:: Given instruction ::
Find each line in the rows below that contains the word "locator" and copy those lines.

:: Material supplied ::
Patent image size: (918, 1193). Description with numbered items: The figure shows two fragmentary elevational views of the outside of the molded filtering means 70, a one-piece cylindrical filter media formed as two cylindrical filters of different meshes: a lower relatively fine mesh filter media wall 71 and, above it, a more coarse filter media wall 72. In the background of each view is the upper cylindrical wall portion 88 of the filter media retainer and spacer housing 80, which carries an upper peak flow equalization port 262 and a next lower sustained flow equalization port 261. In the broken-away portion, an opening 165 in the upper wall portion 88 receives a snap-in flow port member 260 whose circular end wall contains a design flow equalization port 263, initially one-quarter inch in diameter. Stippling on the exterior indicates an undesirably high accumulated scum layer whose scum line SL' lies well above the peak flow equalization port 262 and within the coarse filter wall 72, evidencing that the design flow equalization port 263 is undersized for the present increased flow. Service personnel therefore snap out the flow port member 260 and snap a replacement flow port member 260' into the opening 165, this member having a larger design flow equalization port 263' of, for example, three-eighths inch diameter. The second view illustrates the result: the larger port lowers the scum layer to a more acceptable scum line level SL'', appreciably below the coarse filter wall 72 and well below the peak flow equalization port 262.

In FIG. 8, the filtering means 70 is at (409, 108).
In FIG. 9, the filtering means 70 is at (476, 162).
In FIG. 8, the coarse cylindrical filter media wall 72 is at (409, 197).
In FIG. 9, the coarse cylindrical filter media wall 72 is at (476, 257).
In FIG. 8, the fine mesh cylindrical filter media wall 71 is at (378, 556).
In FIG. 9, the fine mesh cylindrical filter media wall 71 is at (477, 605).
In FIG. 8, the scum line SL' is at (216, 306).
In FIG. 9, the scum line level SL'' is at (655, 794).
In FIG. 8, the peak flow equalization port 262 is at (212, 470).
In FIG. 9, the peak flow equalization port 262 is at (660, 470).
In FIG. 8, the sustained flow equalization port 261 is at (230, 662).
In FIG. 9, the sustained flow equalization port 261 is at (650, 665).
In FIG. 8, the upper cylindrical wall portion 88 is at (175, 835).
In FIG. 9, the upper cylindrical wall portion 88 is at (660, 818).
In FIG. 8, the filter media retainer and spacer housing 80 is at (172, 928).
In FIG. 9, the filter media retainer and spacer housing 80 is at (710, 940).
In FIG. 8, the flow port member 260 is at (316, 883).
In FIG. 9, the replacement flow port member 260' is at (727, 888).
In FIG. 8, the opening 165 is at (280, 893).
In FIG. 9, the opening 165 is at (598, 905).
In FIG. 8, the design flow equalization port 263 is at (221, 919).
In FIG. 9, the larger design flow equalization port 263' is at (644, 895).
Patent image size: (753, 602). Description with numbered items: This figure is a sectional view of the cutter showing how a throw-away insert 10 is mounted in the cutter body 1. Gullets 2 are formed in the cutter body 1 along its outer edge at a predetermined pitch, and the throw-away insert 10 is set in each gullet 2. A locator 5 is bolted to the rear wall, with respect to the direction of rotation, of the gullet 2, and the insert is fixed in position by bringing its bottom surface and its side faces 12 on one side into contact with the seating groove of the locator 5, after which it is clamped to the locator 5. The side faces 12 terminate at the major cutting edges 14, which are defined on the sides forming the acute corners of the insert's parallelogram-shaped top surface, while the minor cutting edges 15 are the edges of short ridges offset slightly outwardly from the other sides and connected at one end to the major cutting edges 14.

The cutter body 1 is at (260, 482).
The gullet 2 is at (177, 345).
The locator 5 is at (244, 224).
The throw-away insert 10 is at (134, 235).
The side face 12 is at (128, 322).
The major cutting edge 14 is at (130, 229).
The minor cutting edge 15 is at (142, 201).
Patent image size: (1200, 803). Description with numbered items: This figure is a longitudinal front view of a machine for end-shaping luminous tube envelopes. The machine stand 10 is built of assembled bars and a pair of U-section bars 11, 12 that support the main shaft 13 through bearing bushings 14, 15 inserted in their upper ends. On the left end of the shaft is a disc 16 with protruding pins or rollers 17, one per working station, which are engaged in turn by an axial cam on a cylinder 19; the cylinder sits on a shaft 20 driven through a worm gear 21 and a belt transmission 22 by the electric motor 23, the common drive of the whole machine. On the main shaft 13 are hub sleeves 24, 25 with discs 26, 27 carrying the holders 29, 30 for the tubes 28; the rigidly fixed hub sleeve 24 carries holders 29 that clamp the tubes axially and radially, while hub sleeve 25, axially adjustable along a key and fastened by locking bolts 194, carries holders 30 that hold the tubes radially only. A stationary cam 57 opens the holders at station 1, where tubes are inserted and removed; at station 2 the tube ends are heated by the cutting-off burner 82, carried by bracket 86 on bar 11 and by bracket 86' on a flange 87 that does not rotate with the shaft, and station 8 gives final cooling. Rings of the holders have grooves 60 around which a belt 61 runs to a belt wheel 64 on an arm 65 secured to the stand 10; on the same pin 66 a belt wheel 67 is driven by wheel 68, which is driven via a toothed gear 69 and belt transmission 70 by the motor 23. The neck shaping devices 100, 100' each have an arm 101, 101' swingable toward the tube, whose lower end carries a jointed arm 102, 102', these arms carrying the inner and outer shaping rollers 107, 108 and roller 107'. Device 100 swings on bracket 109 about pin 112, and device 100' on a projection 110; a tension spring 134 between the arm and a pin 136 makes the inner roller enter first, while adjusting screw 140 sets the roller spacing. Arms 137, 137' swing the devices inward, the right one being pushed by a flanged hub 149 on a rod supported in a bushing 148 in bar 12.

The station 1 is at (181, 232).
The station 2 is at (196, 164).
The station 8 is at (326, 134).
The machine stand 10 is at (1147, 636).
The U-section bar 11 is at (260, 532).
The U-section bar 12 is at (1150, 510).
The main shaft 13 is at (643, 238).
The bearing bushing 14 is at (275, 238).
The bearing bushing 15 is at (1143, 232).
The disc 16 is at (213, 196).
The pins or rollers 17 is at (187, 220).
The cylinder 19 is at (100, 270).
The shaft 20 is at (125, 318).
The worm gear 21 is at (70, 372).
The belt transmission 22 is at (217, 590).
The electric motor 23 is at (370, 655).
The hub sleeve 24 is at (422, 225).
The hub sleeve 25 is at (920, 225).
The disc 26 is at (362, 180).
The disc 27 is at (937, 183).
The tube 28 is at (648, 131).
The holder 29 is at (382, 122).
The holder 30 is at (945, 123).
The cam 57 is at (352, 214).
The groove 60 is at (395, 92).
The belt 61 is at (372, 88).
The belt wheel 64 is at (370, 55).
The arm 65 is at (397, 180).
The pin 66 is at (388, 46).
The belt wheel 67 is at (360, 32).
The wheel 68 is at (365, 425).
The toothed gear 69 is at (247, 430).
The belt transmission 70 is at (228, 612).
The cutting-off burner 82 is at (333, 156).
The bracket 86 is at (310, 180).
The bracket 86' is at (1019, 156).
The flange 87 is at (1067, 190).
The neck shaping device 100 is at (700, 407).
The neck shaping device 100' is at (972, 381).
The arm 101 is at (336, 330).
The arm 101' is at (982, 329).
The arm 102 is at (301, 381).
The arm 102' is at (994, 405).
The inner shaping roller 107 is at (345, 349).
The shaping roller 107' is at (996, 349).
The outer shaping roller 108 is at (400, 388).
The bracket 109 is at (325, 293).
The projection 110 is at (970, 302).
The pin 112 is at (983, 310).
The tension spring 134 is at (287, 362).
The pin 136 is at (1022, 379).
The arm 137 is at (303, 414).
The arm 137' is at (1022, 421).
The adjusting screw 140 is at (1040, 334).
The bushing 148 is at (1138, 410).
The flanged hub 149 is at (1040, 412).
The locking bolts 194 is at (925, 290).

:: Output of the task ::
Patent image size: (753, 602). Description with numbered items: This figure is a sectional view of the cutter showing how a throw-away insert 10 is mounted in the cutter body 1. Gullets 2 are formed in the cutter body 1 along its outer edge at a predetermined pitch, and the throw-away insert 10 is set in each gullet 2. A locator 5 is bolted to the rear wall, with respect to the direction of rotation, of the gullet 2, and the insert is fixed in position by bringing its bottom surface and its side faces 12 on one side into contact with the seating groove of the locator 5, after which it is clamped to the locator 5. The side faces 12 terminate at the major cutting edges 14, which are defined on the sides forming the acute corners of the insert's parallelogram-shaped top surface, while the minor cutting edges 15 are the edges of short ridges offset slightly outwardly from the other sides and connected at one end to the major cutting edges 14.
The locator 5 is at (244, 224).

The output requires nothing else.